* What is asked *
Select every line containing the word "Мероприятие" from the material, and copy those lines.

* Records from a data source *
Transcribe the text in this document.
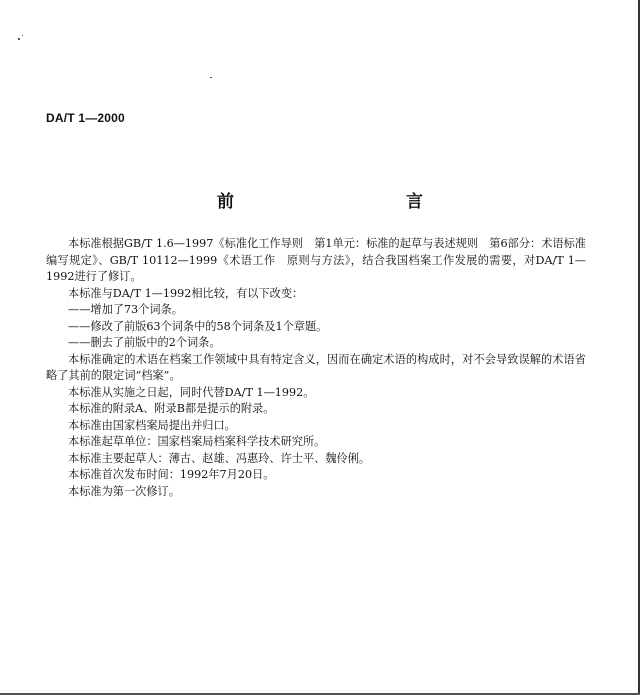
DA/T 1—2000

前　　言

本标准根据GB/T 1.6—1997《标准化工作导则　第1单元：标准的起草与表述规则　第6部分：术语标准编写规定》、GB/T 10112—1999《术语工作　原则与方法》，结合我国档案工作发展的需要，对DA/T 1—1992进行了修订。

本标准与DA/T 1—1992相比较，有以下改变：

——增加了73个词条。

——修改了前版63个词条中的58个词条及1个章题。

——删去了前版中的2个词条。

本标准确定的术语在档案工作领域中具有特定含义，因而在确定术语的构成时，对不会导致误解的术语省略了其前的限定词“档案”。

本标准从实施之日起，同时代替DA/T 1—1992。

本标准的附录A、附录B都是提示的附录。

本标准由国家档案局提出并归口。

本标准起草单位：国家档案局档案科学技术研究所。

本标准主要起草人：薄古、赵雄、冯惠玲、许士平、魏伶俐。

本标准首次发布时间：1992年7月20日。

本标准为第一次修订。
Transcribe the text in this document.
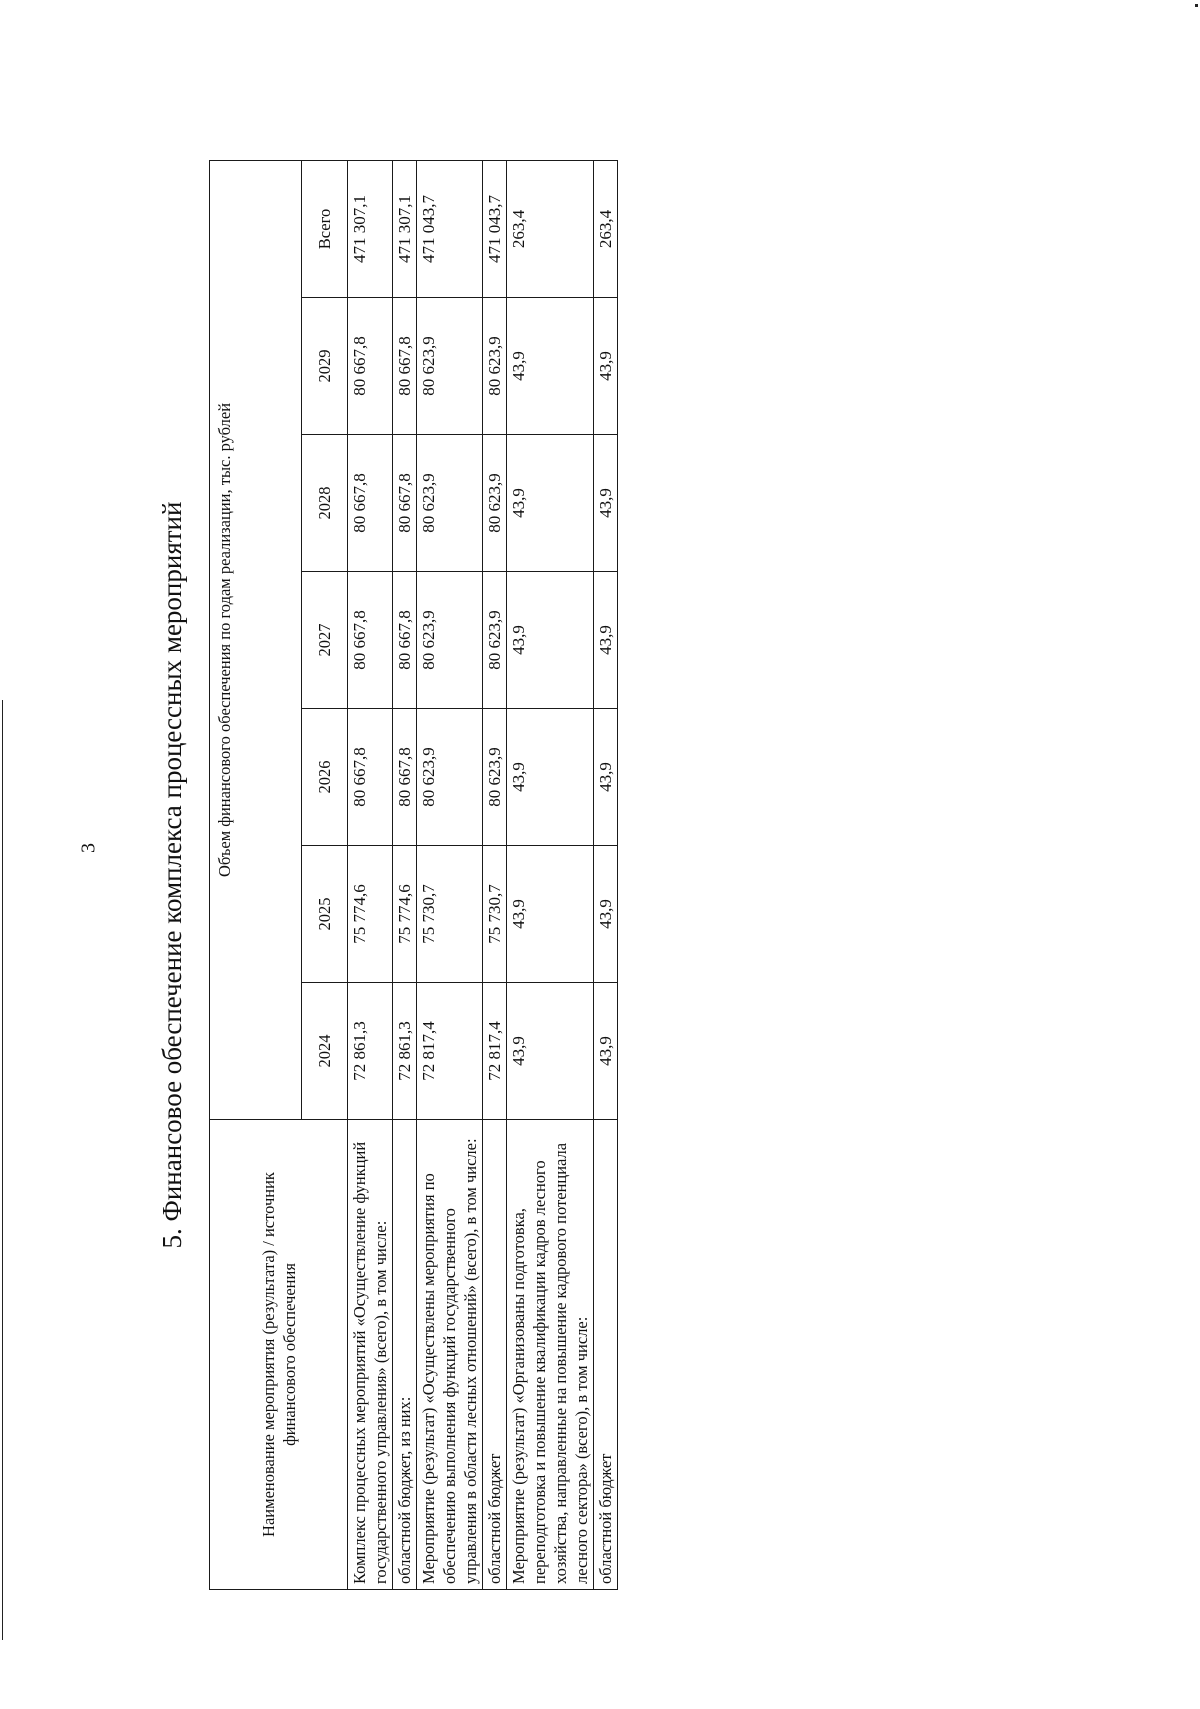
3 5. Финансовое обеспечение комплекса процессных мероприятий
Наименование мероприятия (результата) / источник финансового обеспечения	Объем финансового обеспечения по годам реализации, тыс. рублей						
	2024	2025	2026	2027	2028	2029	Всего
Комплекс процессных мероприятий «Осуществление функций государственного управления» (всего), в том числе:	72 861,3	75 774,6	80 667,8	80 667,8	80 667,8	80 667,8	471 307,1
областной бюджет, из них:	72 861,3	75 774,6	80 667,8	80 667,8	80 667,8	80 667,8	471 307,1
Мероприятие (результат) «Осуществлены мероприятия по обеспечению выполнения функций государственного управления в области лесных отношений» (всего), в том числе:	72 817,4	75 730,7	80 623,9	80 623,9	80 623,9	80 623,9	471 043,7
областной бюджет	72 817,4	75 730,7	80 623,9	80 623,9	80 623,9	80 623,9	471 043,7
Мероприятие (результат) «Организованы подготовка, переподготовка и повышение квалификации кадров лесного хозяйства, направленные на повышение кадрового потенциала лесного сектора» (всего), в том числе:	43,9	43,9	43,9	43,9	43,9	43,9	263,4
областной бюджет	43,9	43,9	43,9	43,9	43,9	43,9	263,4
---
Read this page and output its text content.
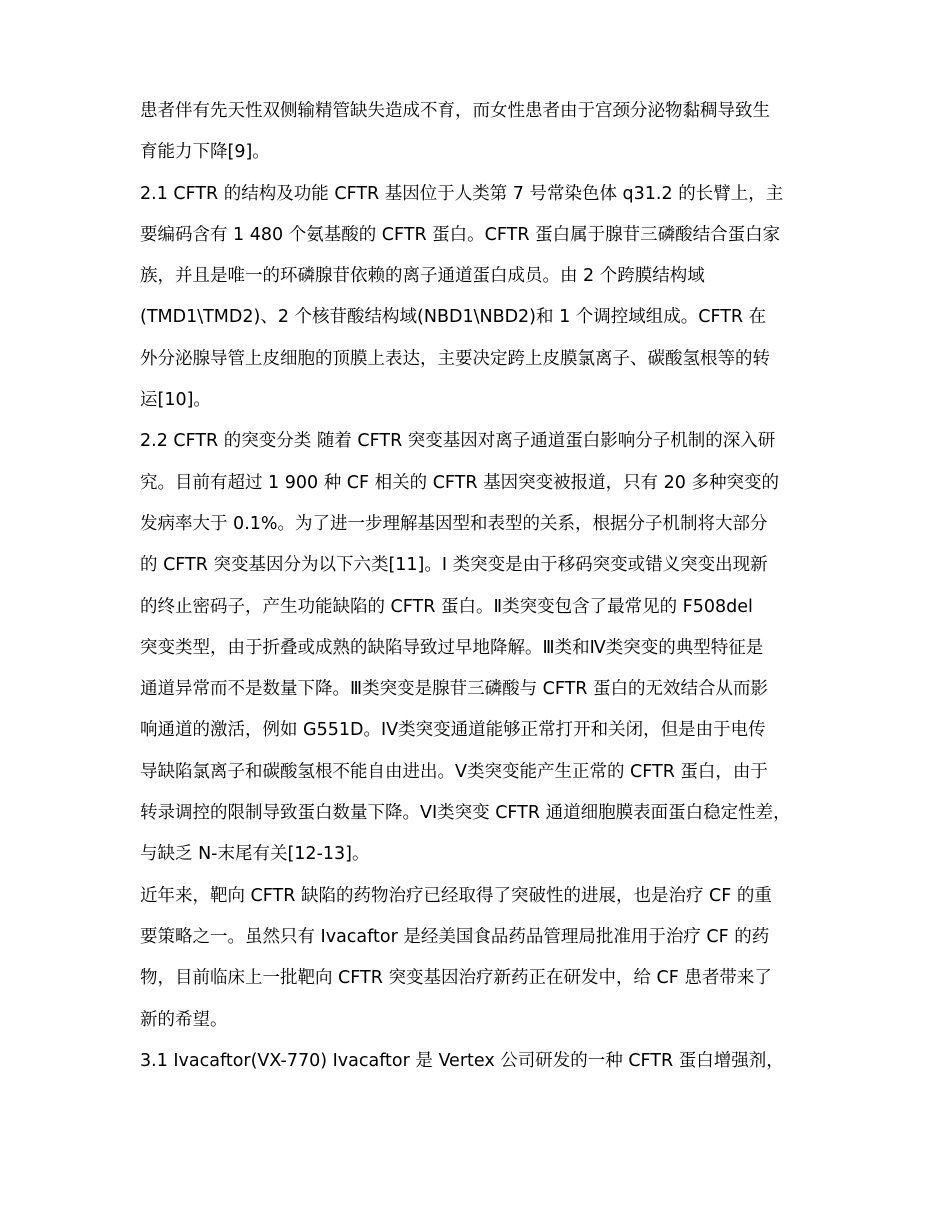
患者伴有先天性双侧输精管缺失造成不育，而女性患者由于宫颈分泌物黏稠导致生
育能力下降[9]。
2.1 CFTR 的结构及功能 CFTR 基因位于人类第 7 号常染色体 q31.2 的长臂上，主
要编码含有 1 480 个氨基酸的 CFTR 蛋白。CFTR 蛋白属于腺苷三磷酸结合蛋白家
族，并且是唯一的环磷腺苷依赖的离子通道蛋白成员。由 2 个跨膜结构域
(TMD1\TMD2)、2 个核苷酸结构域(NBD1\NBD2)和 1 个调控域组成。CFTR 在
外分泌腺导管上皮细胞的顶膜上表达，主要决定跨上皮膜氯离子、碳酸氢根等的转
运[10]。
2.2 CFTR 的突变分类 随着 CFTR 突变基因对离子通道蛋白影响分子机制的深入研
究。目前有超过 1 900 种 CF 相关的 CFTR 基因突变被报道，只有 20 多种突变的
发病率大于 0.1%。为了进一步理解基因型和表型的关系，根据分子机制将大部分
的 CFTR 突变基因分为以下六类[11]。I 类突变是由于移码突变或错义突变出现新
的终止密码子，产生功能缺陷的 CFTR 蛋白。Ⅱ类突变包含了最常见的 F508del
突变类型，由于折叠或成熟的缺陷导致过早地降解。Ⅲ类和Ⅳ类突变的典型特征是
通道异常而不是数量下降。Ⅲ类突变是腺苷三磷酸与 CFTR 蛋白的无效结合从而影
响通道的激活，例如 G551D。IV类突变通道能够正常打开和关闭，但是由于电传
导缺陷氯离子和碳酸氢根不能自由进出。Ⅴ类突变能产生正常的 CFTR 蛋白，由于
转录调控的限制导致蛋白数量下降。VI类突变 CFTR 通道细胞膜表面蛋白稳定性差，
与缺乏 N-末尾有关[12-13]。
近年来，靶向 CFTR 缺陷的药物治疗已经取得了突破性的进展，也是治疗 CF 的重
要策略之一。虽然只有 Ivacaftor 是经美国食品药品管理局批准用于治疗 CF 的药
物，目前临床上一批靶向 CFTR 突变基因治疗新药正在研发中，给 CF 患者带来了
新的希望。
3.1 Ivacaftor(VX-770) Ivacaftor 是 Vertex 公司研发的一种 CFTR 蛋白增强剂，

* Right answer *
Мероприятие (результат) «Осуществлены мероприятия по обеспечению выполнения функций государственного управления в области лесных отношений» (всего), в том числе:	72 817,4	75 730,7	80 623,9	80 623,9	80 623,9	80 623,9	471 043,7
Мероприятие (результат) «Организованы подготовка, переподготовка и повышение квалификации кадров лесного хозяйства, направленные на повышение кадрового потенциала лесного сектора» (всего), в том числе:	43,9	43,9	43,9	43,9	43,9	43,9	263,4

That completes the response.